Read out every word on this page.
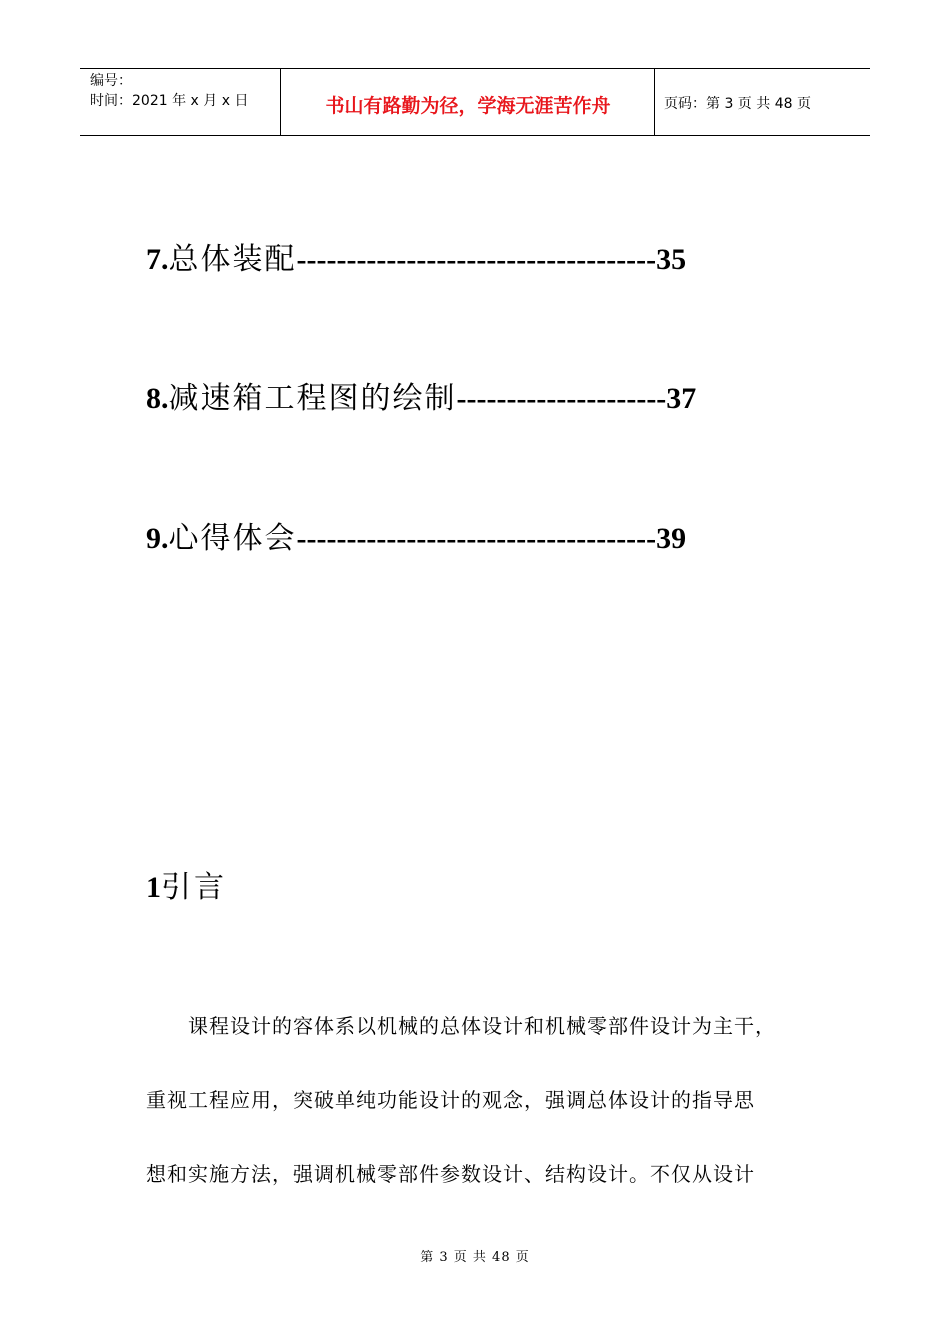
编号：
时间：2021 年 x 月 x 日	书山有路勤为径，学海无涯苦作舟	页码：第 3 页 共 48 页
7.总体装配------------------------------------35
8.减速箱工程图的绘制---------------------37
9.心得体会------------------------------------39
1引言
　　课程设计的容体系以机械的总体设计和机械零部件设计为主干，
重视工程应用，突破单纯功能设计的观念，强调总体设计的指导思
想和实施方法，强调机械零部件参数设计、结构设计。不仅从设计
第 3 页 共 48 页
-------
* Task statement: Copy the entries above faithfully and omit every image.

* The completed task:
Read out every word on this page.
编号：
时间：2021 年 x 月 x 日	书山有路勤为径，学海无涯苦作舟	页码：第 3 页 共 48 页
7.总体装配------------------------------------35
8.减速箱工程图的绘制---------------------37
9.心得体会------------------------------------39
1引言
　　课程设计的容体系以机械的总体设计和机械零部件设计为主干，
重视工程应用，突破单纯功能设计的观念，强调总体设计的指导思
想和实施方法，强调机械零部件参数设计、结构设计。不仅从设计
第 3 页 共 48 页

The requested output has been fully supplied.